◆ WHAT THE TASK REQUIRES ◆
Copy down all of the data underneath, exactly as shown.

───── GIVEN RECORDS

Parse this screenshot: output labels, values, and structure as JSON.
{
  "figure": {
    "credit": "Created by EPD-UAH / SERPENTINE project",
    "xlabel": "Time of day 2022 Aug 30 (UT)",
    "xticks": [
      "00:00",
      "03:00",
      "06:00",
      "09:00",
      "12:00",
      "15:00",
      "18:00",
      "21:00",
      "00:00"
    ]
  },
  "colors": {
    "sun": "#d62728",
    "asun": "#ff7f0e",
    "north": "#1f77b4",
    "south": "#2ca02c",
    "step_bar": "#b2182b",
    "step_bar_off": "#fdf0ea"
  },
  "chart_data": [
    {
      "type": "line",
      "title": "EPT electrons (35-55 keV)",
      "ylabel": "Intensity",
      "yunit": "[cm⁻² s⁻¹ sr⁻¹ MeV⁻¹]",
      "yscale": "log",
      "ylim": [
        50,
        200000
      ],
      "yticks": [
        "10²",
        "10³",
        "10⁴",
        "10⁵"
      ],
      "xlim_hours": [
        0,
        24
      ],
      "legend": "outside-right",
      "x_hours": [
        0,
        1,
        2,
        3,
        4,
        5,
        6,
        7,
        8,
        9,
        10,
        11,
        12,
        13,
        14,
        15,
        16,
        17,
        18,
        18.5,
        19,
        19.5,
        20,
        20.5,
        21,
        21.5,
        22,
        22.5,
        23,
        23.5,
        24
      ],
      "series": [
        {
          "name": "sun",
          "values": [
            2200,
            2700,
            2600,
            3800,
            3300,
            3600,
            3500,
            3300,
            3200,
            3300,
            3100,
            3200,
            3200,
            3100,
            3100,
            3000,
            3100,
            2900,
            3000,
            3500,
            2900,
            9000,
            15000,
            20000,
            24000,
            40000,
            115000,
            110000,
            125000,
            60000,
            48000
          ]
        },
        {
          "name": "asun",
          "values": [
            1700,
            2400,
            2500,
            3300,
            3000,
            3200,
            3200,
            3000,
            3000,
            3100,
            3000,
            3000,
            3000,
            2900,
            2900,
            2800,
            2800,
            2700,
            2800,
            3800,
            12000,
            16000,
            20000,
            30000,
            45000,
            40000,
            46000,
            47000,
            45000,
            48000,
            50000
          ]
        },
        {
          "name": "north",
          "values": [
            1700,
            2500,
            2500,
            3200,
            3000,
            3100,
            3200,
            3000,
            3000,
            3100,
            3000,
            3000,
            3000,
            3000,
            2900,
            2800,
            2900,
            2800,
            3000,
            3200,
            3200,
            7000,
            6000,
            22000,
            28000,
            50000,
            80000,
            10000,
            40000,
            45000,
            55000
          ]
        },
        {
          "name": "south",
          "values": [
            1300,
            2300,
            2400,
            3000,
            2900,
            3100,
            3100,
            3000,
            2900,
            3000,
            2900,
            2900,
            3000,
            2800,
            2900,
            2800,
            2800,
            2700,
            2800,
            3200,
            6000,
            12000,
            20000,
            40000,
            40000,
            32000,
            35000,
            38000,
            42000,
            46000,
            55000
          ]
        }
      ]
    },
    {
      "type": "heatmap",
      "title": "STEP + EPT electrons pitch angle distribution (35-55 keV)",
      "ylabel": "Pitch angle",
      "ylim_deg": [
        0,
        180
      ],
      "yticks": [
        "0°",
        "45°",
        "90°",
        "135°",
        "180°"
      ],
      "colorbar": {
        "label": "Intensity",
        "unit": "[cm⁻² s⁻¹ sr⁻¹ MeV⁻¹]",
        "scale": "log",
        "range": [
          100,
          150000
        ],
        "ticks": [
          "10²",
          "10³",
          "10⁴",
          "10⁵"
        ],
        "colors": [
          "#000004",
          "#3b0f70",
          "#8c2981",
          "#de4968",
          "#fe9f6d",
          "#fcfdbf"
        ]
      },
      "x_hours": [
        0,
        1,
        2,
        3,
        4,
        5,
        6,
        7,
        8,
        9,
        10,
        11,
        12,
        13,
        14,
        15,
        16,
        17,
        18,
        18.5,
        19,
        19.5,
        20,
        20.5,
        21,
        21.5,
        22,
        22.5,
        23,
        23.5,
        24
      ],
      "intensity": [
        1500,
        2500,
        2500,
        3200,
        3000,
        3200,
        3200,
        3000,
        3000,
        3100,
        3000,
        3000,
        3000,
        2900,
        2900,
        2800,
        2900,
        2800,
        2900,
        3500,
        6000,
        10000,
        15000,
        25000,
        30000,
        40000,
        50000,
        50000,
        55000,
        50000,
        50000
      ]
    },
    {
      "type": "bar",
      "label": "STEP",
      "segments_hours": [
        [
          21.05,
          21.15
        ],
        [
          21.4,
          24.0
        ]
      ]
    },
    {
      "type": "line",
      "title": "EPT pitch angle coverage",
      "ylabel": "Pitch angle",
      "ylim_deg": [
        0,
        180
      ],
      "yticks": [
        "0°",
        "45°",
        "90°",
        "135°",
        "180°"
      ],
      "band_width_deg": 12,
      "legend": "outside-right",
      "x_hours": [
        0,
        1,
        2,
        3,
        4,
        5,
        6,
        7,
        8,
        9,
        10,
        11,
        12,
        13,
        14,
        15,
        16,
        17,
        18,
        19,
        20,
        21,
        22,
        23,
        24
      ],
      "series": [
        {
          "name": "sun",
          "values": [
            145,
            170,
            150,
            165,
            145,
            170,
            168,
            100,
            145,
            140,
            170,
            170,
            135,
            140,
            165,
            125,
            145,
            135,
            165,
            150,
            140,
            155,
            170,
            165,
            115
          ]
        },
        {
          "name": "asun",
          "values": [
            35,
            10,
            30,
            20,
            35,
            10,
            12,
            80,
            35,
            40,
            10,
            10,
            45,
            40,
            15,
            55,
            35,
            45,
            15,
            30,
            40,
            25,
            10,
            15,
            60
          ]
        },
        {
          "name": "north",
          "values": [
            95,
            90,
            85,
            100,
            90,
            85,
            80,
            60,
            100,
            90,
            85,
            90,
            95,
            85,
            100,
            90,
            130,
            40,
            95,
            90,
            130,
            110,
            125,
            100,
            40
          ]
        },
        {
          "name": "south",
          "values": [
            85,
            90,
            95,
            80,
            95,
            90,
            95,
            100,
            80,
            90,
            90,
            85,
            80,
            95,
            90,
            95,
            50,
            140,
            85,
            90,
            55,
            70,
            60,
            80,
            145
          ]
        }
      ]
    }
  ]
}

──────────

◆ ANSWER FOR THE TASK ◆
Parse this screenshot: output labels, values, and structure as JSON.
{
  "figure": {
    "credit": "Created by EPD-UAH / SERPENTINE project",
    "xlabel": "Time of day 2022 Aug 30 (UT)",
    "xticks": [
      "00:00",
      "03:00",
      "06:00",
      "09:00",
      "12:00",
      "15:00",
      "18:00",
      "21:00",
      "00:00"
    ]
  },
  "colors": {
    "sun": "#d62728",
    "asun": "#ff7f0e",
    "north": "#1f77b4",
    "south": "#2ca02c",
    "step_bar": "#b2182b",
    "step_bar_off": "#fdf0ea"
  },
  "chart_data": [
    {
      "type": "line",
      "title": "EPT electrons (35-55 keV)",
      "ylabel": "Intensity",
      "yunit": "[cm⁻² s⁻¹ sr⁻¹ MeV⁻¹]",
      "yscale": "log",
      "ylim": [
        50,
        200000
      ],
      "yticks": [
        "10²",
        "10³",
        "10⁴",
        "10⁵"
      ],
      "xlim_hours": [
        0,
        24
      ],
      "legend": "outside-right",
      "x_hours": [
        0,
        1,
        2,
        3,
        4,
        5,
        6,
        7,
        8,
        9,
        10,
        11,
        12,
        13,
        14,
        15,
        16,
        17,
        18,
        18.5,
        19,
        19.5,
        20,
        20.5,
        21,
        21.5,
        22,
        22.5,
        23,
        23.5,
        24
      ],
      "series": [
        {
          "name": "sun",
          "values": [
            2200,
            2700,
            2600,
            3800,
            3300,
            3600,
            3500,
            3300,
            3200,
            3300,
            3100,
            3200,
            3200,
            3100,
            3100,
            3000,
            3100,
            2900,
            3000,
            3500,
            2900,
            9000,
            15000,
            20000,
            24000,
            40000,
            115000,
            110000,
            125000,
            60000,
            48000
          ]
        },
        {
          "name": "asun",
          "values": [
            1700,
            2400,
            2500,
            3300,
            3000,
            3200,
            3200,
            3000,
            3000,
            3100,
            3000,
            3000,
            3000,
            2900,
            2900,
            2800,
            2800,
            2700,
            2800,
            3800,
            12000,
            16000,
            20000,
            30000,
            45000,
            40000,
            46000,
            47000,
            45000,
            48000,
            50000
          ]
        },
        {
          "name": "north",
          "values": [
            1700,
            2500,
            2500,
            3200,
            3000,
            3100,
            3200,
            3000,
            3000,
            3100,
            3000,
            3000,
            3000,
            3000,
            2900,
            2800,
            2900,
            2800,
            3000,
            3200,
            3200,
            7000,
            6000,
            22000,
            28000,
            50000,
            80000,
            10000,
            40000,
            45000,
            55000
          ]
        },
        {
          "name": "south",
          "values": [
            1300,
            2300,
            2400,
            3000,
            2900,
            3100,
            3100,
            3000,
            2900,
            3000,
            2900,
            2900,
            3000,
            2800,
            2900,
            2800,
            2800,
            2700,
            2800,
            3200,
            6000,
            12000,
            20000,
            40000,
            40000,
            32000,
            35000,
            38000,
            42000,
            46000,
            55000
          ]
        }
      ]
    },
    {
      "type": "heatmap",
      "title": "STEP + EPT electrons pitch angle distribution (35-55 keV)",
      "ylabel": "Pitch angle",
      "ylim_deg": [
        0,
        180
      ],
      "yticks": [
        "0°",
        "45°",
        "90°",
        "135°",
        "180°"
      ],
      "colorbar": {
        "label": "Intensity",
        "unit": "[cm⁻² s⁻¹ sr⁻¹ MeV⁻¹]",
        "scale": "log",
        "range": [
          100,
          150000
        ],
        "ticks": [
          "10²",
          "10³",
          "10⁴",
          "10⁵"
        ],
        "colors": [
          "#000004",
          "#3b0f70",
          "#8c2981",
          "#de4968",
          "#fe9f6d",
          "#fcfdbf"
        ]
      },
      "x_hours": [
        0,
        1,
        2,
        3,
        4,
        5,
        6,
        7,
        8,
        9,
        10,
        11,
        12,
        13,
        14,
        15,
        16,
        17,
        18,
        18.5,
        19,
        19.5,
        20,
        20.5,
        21,
        21.5,
        22,
        22.5,
        23,
        23.5,
        24
      ],
      "intensity": [
        1500,
        2500,
        2500,
        3200,
        3000,
        3200,
        3200,
        3000,
        3000,
        3100,
        3000,
        3000,
        3000,
        2900,
        2900,
        2800,
        2900,
        2800,
        2900,
        3500,
        6000,
        10000,
        15000,
        25000,
        30000,
        40000,
        50000,
        50000,
        55000,
        50000,
        50000
      ]
    },
    {
      "type": "bar",
      "label": "STEP",
      "segments_hours": [
        [
          21.05,
          21.15
        ],
        [
          21.4,
          24.0
        ]
      ]
    },
    {
      "type": "line",
      "title": "EPT pitch angle coverage",
      "ylabel": "Pitch angle",
      "ylim_deg": [
        0,
        180
      ],
      "yticks": [
        "0°",
        "45°",
        "90°",
        "135°",
        "180°"
      ],
      "band_width_deg": 12,
      "legend": "outside-right",
      "x_hours": [
        0,
        1,
        2,
        3,
        4,
        5,
        6,
        7,
        8,
        9,
        10,
        11,
        12,
        13,
        14,
        15,
        16,
        17,
        18,
        19,
        20,
        21,
        22,
        23,
        24
      ],
      "series": [
        {
          "name": "sun",
          "values": [
            145,
            170,
            150,
            165,
            145,
            170,
            168,
            100,
            145,
            140,
            170,
            170,
            135,
            140,
            165,
            125,
            145,
            135,
            165,
            150,
            140,
            155,
            170,
            165,
            115
          ]
        },
        {
          "name": "asun",
          "values": [
            35,
            10,
            30,
            20,
            35,
            10,
            12,
            80,
            35,
            40,
            10,
            10,
            45,
            40,
            15,
            55,
            35,
            45,
            15,
            30,
            40,
            25,
            10,
            15,
            60
          ]
        },
        {
          "name": "north",
          "values": [
            95,
            90,
            85,
            100,
            90,
            85,
            80,
            60,
            100,
            90,
            85,
            90,
            95,
            85,
            100,
            90,
            130,
            40,
            95,
            90,
            130,
            110,
            125,
            100,
            40
          ]
        },
        {
          "name": "south",
          "values": [
            85,
            90,
            95,
            80,
            95,
            90,
            95,
            100,
            80,
            90,
            90,
            85,
            80,
            95,
            90,
            95,
            50,
            140,
            85,
            90,
            55,
            70,
            60,
            80,
            145
          ]
        }
      ]
    }
  ]
}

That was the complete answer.